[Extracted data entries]

┌──

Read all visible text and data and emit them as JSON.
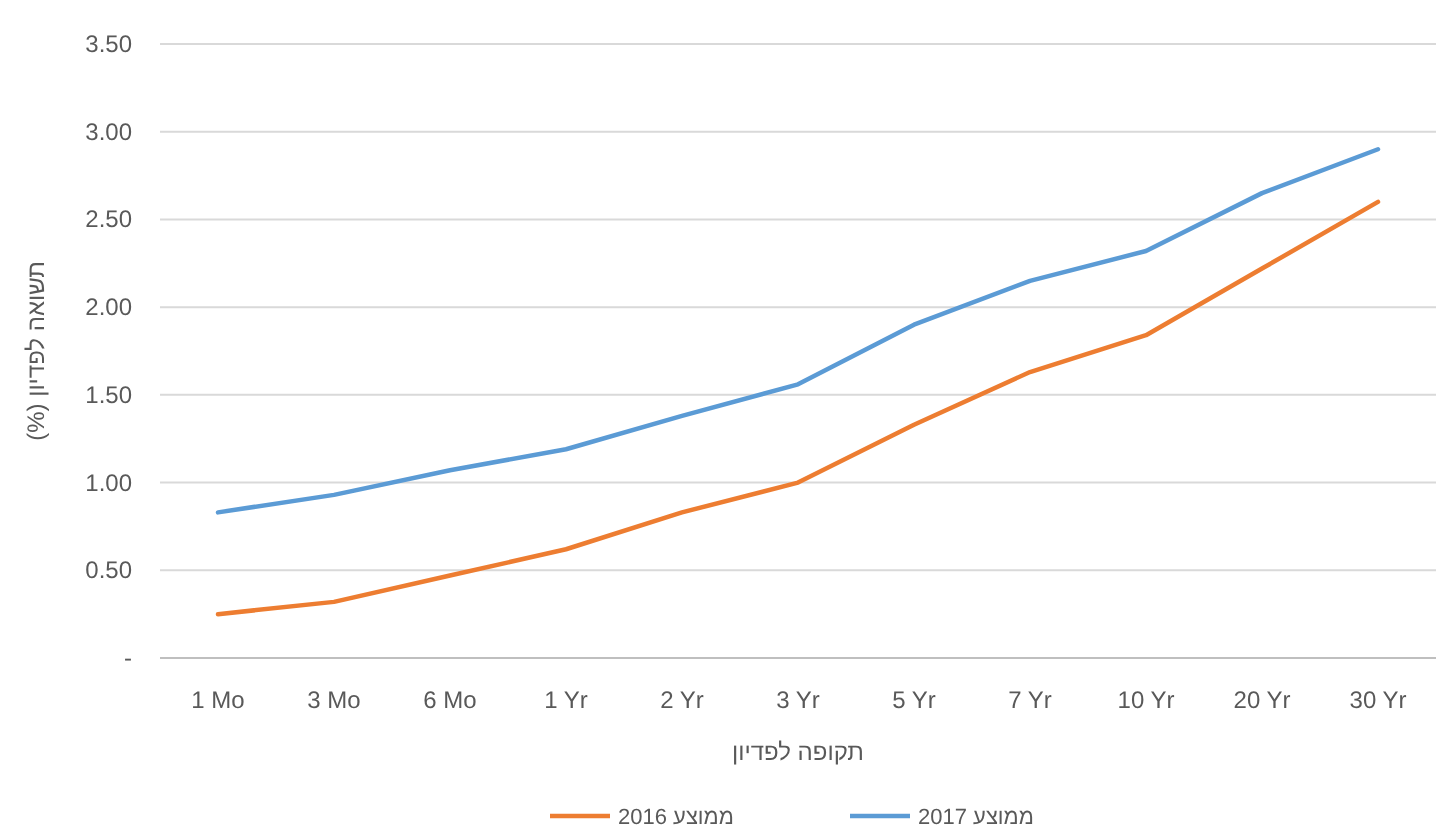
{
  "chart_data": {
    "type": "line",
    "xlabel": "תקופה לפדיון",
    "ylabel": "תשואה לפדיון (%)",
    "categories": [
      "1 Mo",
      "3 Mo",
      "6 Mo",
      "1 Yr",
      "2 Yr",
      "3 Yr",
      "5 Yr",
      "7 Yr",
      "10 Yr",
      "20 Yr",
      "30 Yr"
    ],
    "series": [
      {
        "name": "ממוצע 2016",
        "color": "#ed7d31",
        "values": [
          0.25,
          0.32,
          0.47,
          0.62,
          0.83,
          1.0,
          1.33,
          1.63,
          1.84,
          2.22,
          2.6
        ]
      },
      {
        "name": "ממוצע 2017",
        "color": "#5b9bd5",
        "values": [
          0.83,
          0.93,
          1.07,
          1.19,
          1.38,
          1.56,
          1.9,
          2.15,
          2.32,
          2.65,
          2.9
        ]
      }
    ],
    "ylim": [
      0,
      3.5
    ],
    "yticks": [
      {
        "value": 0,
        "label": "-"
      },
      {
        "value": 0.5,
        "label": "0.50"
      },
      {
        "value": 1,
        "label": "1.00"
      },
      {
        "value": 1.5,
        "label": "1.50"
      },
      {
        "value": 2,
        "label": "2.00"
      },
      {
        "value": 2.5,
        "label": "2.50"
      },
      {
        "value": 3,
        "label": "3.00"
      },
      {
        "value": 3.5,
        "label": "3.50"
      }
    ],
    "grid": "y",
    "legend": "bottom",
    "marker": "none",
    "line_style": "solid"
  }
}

└──
┌──

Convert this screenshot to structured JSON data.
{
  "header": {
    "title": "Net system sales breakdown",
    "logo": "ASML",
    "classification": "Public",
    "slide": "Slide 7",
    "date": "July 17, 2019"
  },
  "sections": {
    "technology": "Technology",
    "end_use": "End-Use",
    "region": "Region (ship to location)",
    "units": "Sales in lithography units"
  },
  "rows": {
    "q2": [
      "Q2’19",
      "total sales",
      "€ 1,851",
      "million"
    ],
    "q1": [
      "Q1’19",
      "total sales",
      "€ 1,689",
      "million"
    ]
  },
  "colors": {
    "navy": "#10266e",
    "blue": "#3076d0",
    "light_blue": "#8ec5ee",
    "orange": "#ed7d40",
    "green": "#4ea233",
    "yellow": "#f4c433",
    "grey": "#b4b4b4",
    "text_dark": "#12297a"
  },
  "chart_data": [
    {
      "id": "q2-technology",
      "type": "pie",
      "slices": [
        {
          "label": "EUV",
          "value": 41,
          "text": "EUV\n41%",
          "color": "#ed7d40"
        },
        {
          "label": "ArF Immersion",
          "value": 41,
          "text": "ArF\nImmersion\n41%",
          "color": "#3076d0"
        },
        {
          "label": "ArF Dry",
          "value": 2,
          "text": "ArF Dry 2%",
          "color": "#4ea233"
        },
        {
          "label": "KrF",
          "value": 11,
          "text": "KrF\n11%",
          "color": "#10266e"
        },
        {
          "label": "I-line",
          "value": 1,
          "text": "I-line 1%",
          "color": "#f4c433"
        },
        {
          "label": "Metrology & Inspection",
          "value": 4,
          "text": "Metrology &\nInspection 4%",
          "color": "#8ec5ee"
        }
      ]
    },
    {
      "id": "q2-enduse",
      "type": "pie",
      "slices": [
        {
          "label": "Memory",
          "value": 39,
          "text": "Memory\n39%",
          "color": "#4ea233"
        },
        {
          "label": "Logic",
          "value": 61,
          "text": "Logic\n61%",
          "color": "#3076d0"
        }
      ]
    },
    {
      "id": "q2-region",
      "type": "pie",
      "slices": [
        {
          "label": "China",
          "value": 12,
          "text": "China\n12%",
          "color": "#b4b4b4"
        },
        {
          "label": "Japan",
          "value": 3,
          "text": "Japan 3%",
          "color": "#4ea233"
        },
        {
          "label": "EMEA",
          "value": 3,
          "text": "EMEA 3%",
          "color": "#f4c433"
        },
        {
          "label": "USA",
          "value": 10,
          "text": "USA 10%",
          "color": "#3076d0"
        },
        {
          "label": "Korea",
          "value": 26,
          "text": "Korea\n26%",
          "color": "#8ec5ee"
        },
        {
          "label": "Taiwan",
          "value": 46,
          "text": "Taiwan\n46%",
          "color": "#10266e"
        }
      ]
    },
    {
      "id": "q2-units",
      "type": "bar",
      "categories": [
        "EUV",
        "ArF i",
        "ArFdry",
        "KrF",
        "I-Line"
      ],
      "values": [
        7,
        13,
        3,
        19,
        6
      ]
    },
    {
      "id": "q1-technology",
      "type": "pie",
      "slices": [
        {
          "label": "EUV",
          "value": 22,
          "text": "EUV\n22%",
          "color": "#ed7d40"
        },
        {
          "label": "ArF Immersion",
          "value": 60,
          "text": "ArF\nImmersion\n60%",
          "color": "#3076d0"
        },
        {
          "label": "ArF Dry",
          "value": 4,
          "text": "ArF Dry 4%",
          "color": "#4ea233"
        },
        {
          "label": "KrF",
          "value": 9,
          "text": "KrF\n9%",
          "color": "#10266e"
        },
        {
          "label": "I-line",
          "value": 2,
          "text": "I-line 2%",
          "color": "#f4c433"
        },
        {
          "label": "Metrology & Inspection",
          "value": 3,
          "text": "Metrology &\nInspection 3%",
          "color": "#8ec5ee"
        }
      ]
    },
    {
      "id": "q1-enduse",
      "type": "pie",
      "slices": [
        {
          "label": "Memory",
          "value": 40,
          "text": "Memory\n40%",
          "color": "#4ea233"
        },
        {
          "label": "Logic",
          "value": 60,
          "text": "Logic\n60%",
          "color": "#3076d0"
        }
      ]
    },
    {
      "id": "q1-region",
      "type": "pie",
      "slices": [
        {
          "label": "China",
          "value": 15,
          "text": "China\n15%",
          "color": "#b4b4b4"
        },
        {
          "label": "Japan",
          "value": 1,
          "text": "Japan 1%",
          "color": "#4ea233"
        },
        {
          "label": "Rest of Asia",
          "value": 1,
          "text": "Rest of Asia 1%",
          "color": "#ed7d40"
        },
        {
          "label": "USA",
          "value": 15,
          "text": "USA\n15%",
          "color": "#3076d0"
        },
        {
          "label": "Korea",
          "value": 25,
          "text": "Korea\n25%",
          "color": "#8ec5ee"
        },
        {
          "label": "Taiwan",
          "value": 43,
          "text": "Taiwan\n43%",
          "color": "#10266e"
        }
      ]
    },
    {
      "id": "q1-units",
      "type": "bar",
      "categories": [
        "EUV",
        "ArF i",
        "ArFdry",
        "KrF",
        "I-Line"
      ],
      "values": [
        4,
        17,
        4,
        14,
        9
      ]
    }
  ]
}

└──

*WHAT IS ASKED*
Give only the number of lines in the records that include the word "technology".

*RESULT FOR THIS EXERCISE*
3